YOUR TASK:
Repeat the listing word for word. No pictures belong in the copy.
--- begin PROVIDED RECORDS ---
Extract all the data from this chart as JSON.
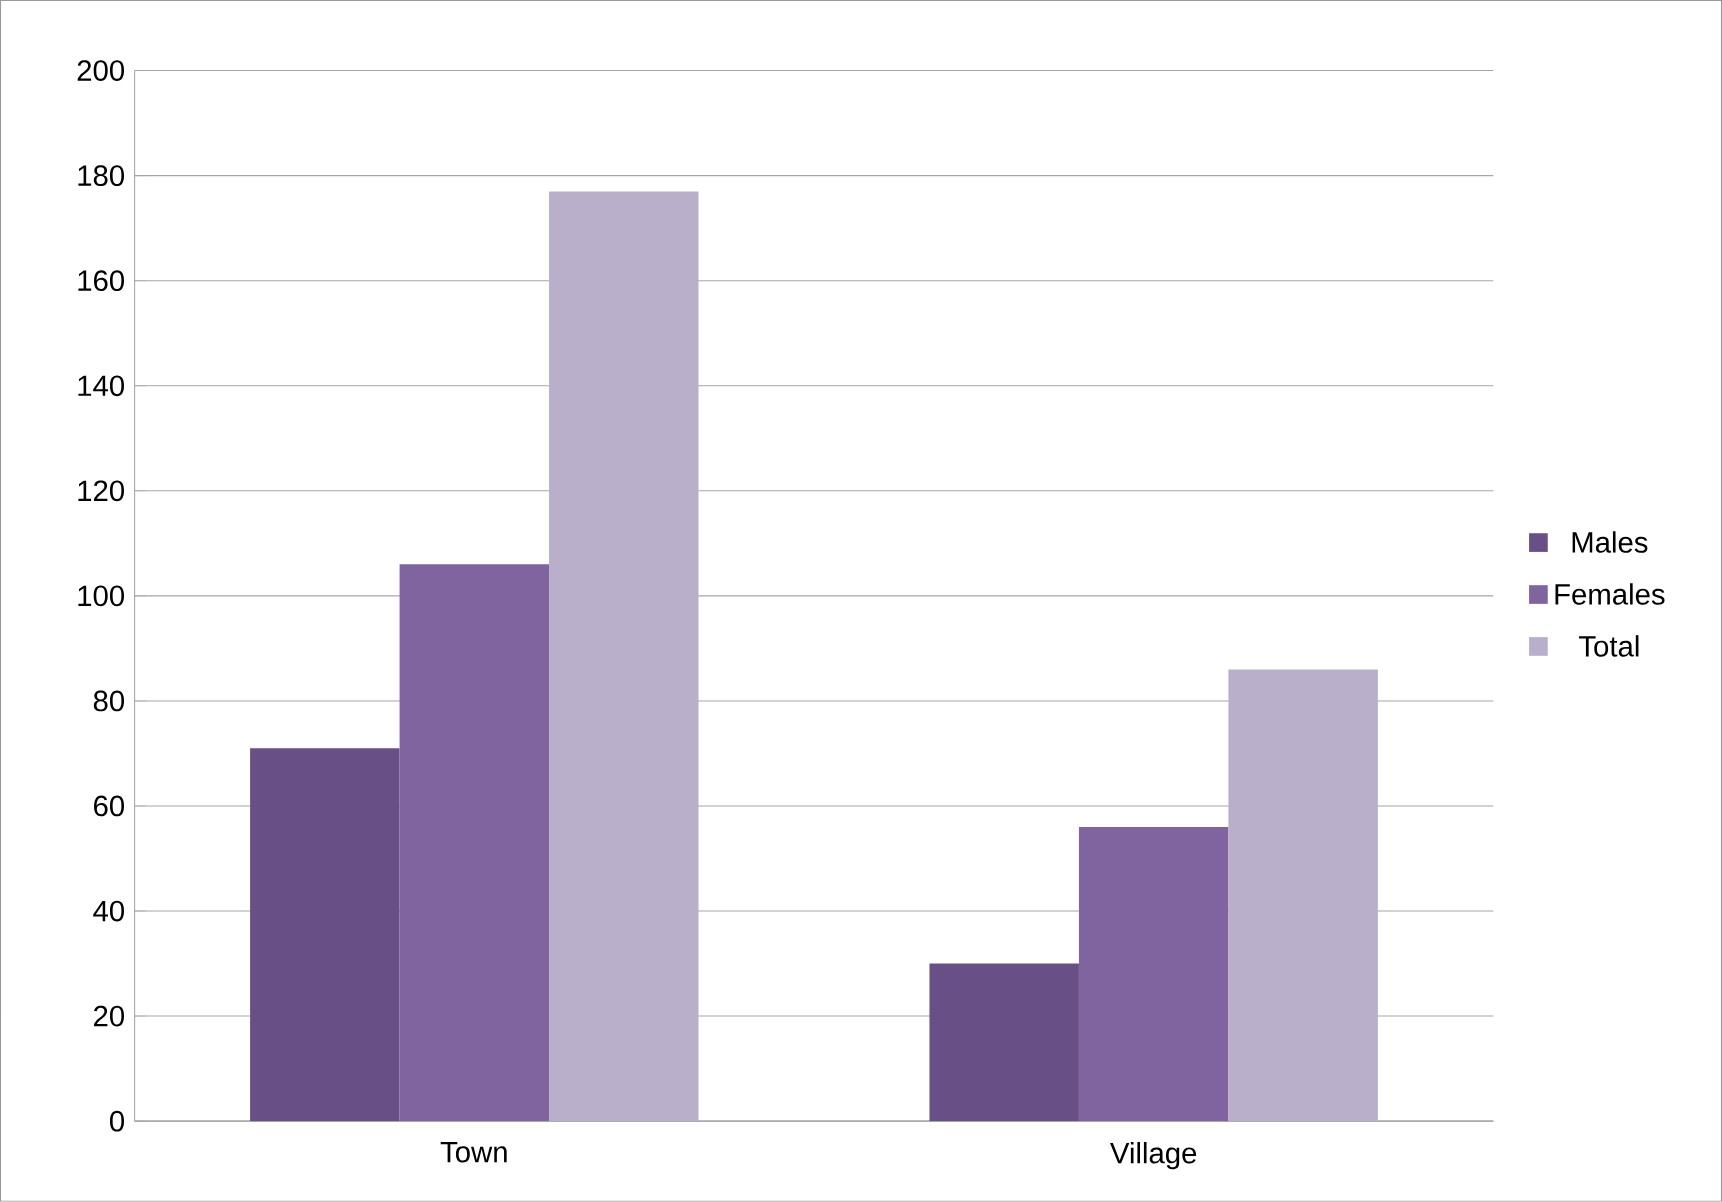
{
  "chart_data": {
    "type": "bar",
    "categories": [
      "Town",
      "Village"
    ],
    "series": [
      {
        "name": "Males",
        "color": "#684f86",
        "values": [
          71,
          30
        ]
      },
      {
        "name": "Females",
        "color": "#8064a0",
        "values": [
          106,
          56
        ]
      },
      {
        "name": "Total",
        "color": "#b9afca",
        "values": [
          177,
          86
        ]
      }
    ],
    "ylim": [
      0,
      200
    ],
    "yticks": [
      0,
      20,
      40,
      60,
      80,
      100,
      120,
      140,
      160,
      180,
      200
    ],
    "grid": "y",
    "legend": "right"
  }
}
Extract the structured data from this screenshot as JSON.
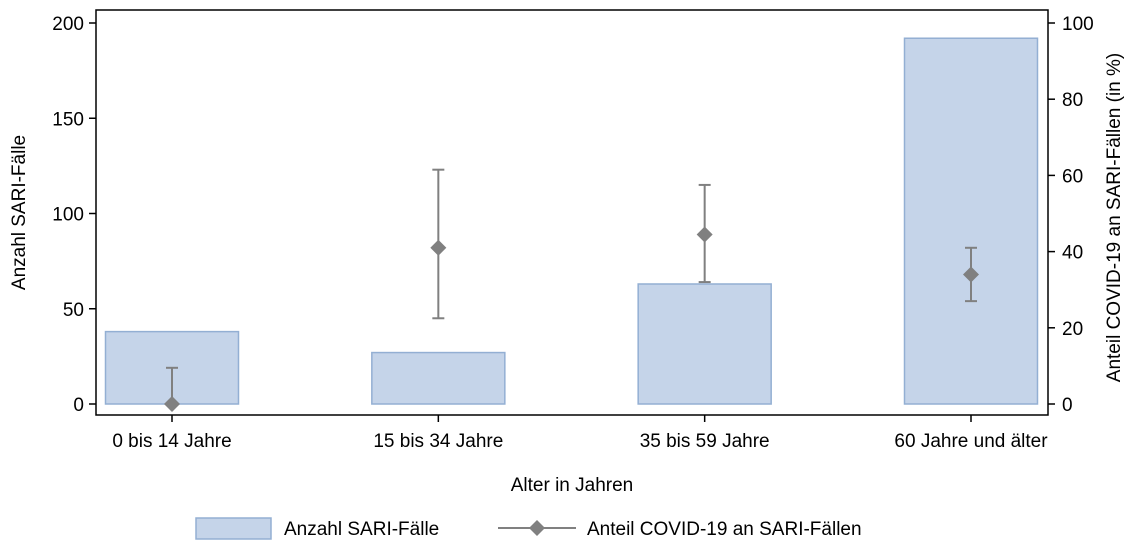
{
  "chart_data": {
    "type": "bar",
    "categories": [
      "0 bis 14 Jahre",
      "15 bis 34 Jahre",
      "35 bis 59 Jahre",
      "60 Jahre und älter"
    ],
    "xlabel": "Alter in Jahren",
    "ylabel_left": "Anzahl SARI-Fälle",
    "ylabel_right": "Anteil COVID-19 an SARI-Fällen (in %)",
    "ylim_left": [
      0,
      200
    ],
    "ylim_right": [
      0,
      100
    ],
    "yticks_left": [
      0,
      50,
      100,
      150,
      200
    ],
    "yticks_right": [
      0,
      20,
      40,
      60,
      80,
      100
    ],
    "grid": false,
    "legend_position": "bottom",
    "series": [
      {
        "name": "Anzahl SARI-Fälle",
        "type": "bar",
        "axis": "left",
        "color": "#c5d4e9",
        "edge_color": "#93afd3",
        "values": [
          38,
          27,
          63,
          192
        ]
      },
      {
        "name": "Anteil COVID-19 an SARI-Fällen",
        "type": "point",
        "axis": "right",
        "marker": "diamond",
        "color": "#808080",
        "values": [
          0,
          41,
          44.5,
          34
        ],
        "ci_lower": [
          0,
          22.5,
          32,
          27
        ],
        "ci_upper": [
          9.5,
          61.5,
          57.5,
          41
        ]
      }
    ]
  }
}
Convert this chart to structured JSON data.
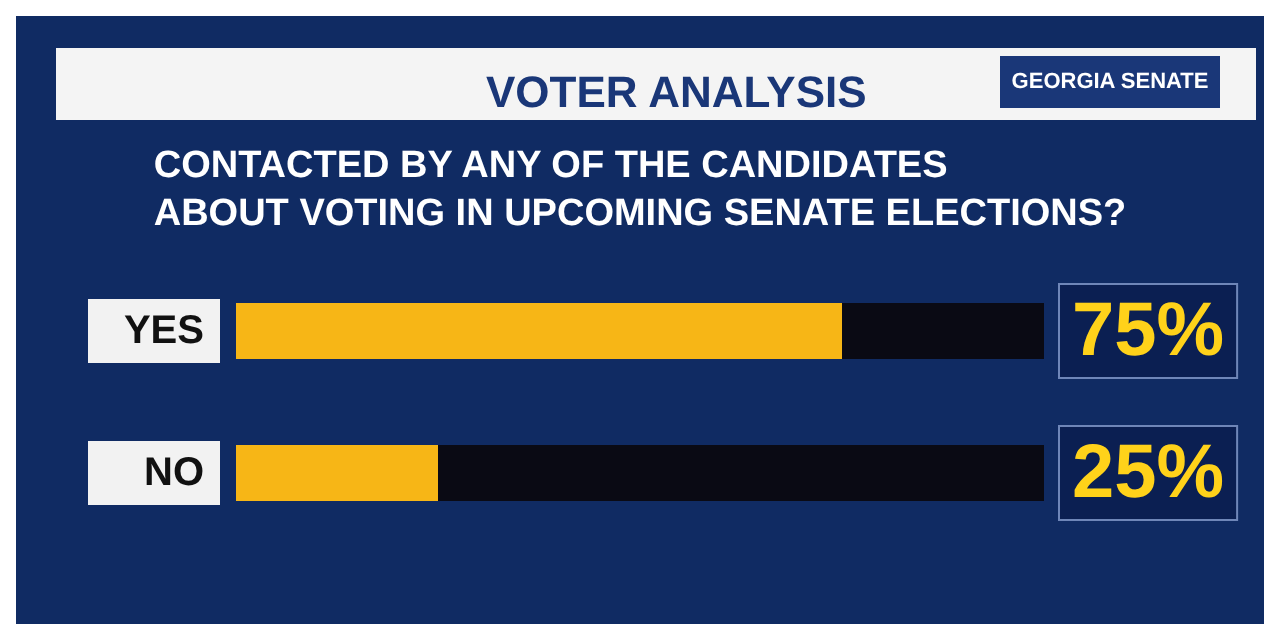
{
  "chart_data": {
    "type": "bar",
    "orientation": "horizontal",
    "subtitle": "VOTER ANALYSIS",
    "title": "CONTACTED BY ANY OF THE CANDIDATES\nABOUT VOTING IN UPCOMING SENATE ELECTIONS?",
    "annotations": [
      "GEORGIA SENATE"
    ],
    "categories": [
      "YES",
      "NO"
    ],
    "values": [
      75,
      25
    ],
    "value_labels": [
      "75%",
      "25%"
    ],
    "color": "#f7b616",
    "xlim": [
      0,
      100
    ],
    "tick_labels": "y"
  }
}
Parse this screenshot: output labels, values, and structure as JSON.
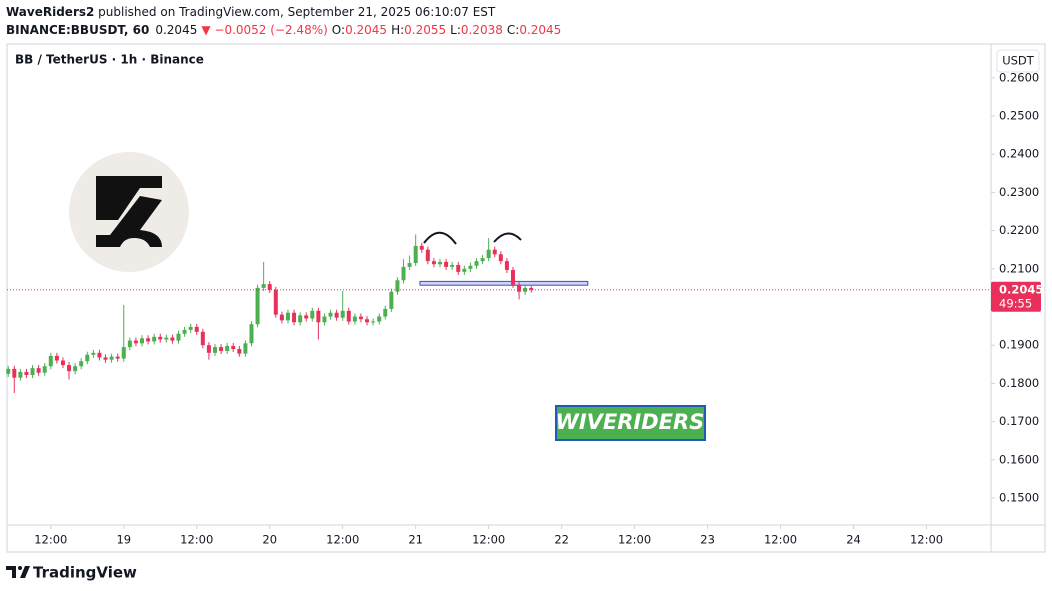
--- end PROVIDED RECORDS ---
RESULT FOR THIS TASK:
Extract all the data from this chart as JSON.
{
  "chart_data": {
    "type": "bar",
    "categories": [
      "Town",
      "Village"
    ],
    "series": [
      {
        "name": "Males",
        "color": "#684f86",
        "values": [
          71,
          30
        ]
      },
      {
        "name": "Females",
        "color": "#8064a0",
        "values": [
          106,
          56
        ]
      },
      {
        "name": "Total",
        "color": "#b9afca",
        "values": [
          177,
          86
        ]
      }
    ],
    "ylim": [
      0,
      200
    ],
    "yticks": [
      0,
      20,
      40,
      60,
      80,
      100,
      120,
      140,
      160,
      180,
      200
    ],
    "grid": "y",
    "legend": "right"
  }
}
Extract the structured data from this screenshot as JSON.
{
  "chart_data": {
    "type": "bar",
    "categories": [
      "0 bis 14 Jahre",
      "15 bis 34 Jahre",
      "35 bis 59 Jahre",
      "60 Jahre und älter"
    ],
    "xlabel": "Alter in Jahren",
    "ylabel_left": "Anzahl SARI-Fälle",
    "ylabel_right": "Anteil COVID-19 an SARI-Fällen (in %)",
    "ylim_left": [
      0,
      200
    ],
    "ylim_right": [
      0,
      100
    ],
    "yticks_left": [
      0,
      50,
      100,
      150,
      200
    ],
    "yticks_right": [
      0,
      20,
      40,
      60,
      80,
      100
    ],
    "grid": false,
    "legend_position": "bottom",
    "series": [
      {
        "name": "Anzahl SARI-Fälle",
        "type": "bar",
        "axis": "left",
        "color": "#c5d4e9",
        "edge_color": "#93afd3",
        "values": [
          38,
          27,
          63,
          192
        ]
      },
      {
        "name": "Anteil COVID-19 an SARI-Fällen",
        "type": "point",
        "axis": "right",
        "marker": "diamond",
        "color": "#808080",
        "values": [
          0,
          41,
          44.5,
          34
        ],
        "ci_lower": [
          0,
          22.5,
          32,
          27
        ],
        "ci_upper": [
          9.5,
          61.5,
          57.5,
          41
        ]
      }
    ]
  }
}
Convert this chart to structured JSON data.
{
  "chart_data": {
    "type": "bar",
    "orientation": "horizontal",
    "subtitle": "VOTER ANALYSIS",
    "title": "CONTACTED BY ANY OF THE CANDIDATES\nABOUT VOTING IN UPCOMING SENATE ELECTIONS?",
    "annotations": [
      "GEORGIA SENATE"
    ],
    "categories": [
      "YES",
      "NO"
    ],
    "values": [
      75,
      25
    ],
    "value_labels": [
      "75%",
      "25%"
    ],
    "color": "#f7b616",
    "xlim": [
      0,
      100
    ],
    "tick_labels": "y"
  }
}
Parse this screenshot: output labels, values, and structure as JSON.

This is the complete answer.